> **WHAT TO WORK ON**: Return every line of the records below verbatim, with no pictures in the copy.

◇ ◇ ◇

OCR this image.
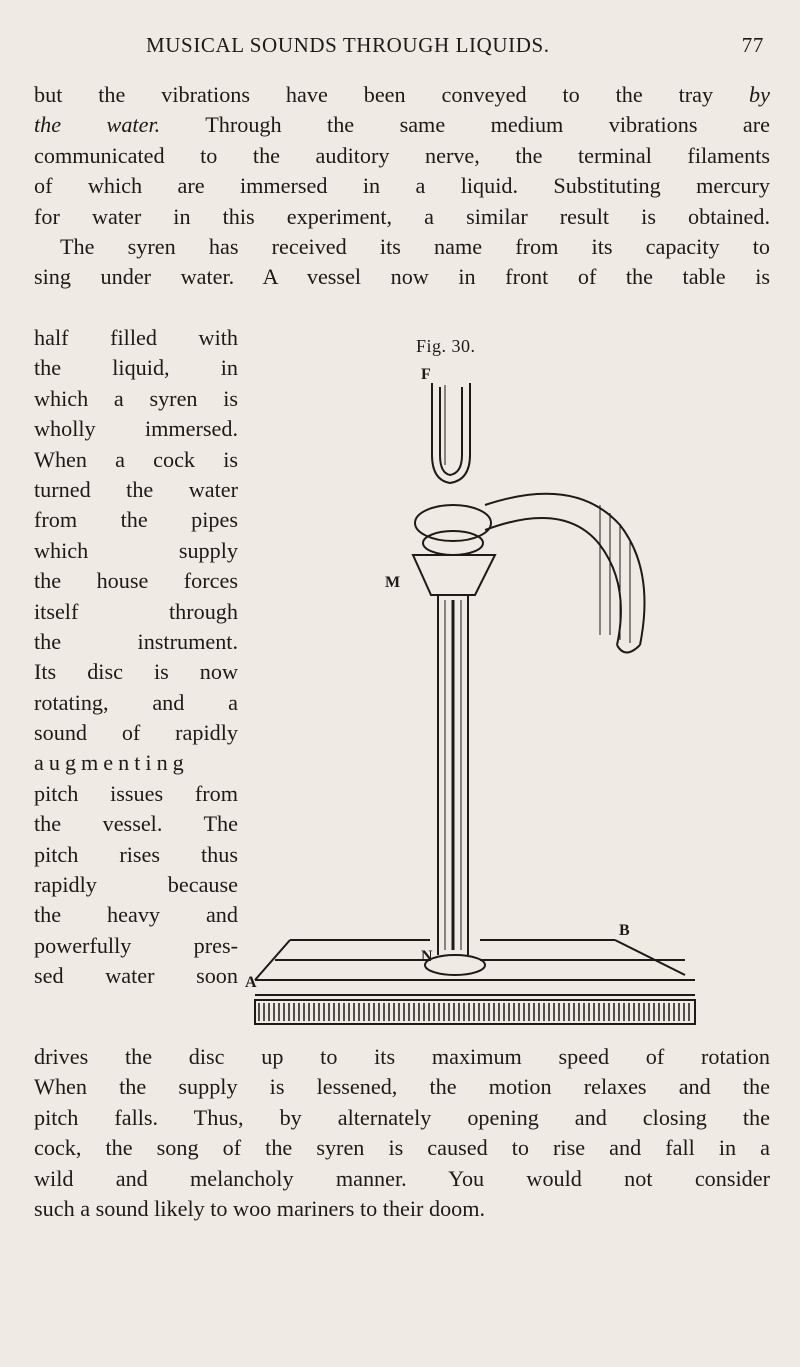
MUSICAL SOUNDS THROUGH LIQUIDS.	77
but the vibrations have been conveyed to the tray by
the water. Through the same medium vibrations are
communicated to the auditory nerve, the terminal filaments
of which are immersed in a liquid. Substituting mercury
for water in this experiment, a similar result is obtained.
The syren has received its name from its capacity to
sing under water. A vessel now in front of the table is
half filled with
the liquid, in
which a syren is
wholly immersed.
When a cock is
turned the water
from the pipes
which supply
the house forces
itself through
the instrument.
Its disc is now
rotating, and a
sound of rapidly
augmenting
pitch issues from
the vessel. The
pitch rises thus
rapidly because
the heavy and
powerfully pres-
sed water soon
Fig. 30.
F
M
A
B
N
drives the disc up to its maximum speed of rotation
When the supply is lessened, the motion relaxes and the
pitch falls. Thus, by alternately opening and closing the
cock, the song of the syren is caused to rise and fall in a
wild and melancholy manner. You would not consider
such a sound likely to woo mariners to their doom.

◇ ◇ ◇

> **RESPONSE TO THE EXERCISE**:
OCR this image.
MUSICAL SOUNDS THROUGH LIQUIDS.	77
but the vibrations have been conveyed to the tray by
the water. Through the same medium vibrations are
communicated to the auditory nerve, the terminal filaments
of which are immersed in a liquid. Substituting mercury
for water in this experiment, a similar result is obtained.
The syren has received its name from its capacity to
sing under water. A vessel now in front of the table is
half filled with
the liquid, in
which a syren is
wholly immersed.
When a cock is
turned the water
from the pipes
which supply
the house forces
itself through
the instrument.
Its disc is now
rotating, and a
sound of rapidly
augmenting
pitch issues from
the vessel. The
pitch rises thus
rapidly because
the heavy and
powerfully pres-
sed water soon
Fig. 30.
F
M
A
B
N
drives the disc up to its maximum speed of rotation
When the supply is lessened, the motion relaxes and the
pitch falls. Thus, by alternately opening and closing the
cock, the song of the syren is caused to rise and fall in a
wild and melancholy manner. You would not consider
such a sound likely to woo mariners to their doom.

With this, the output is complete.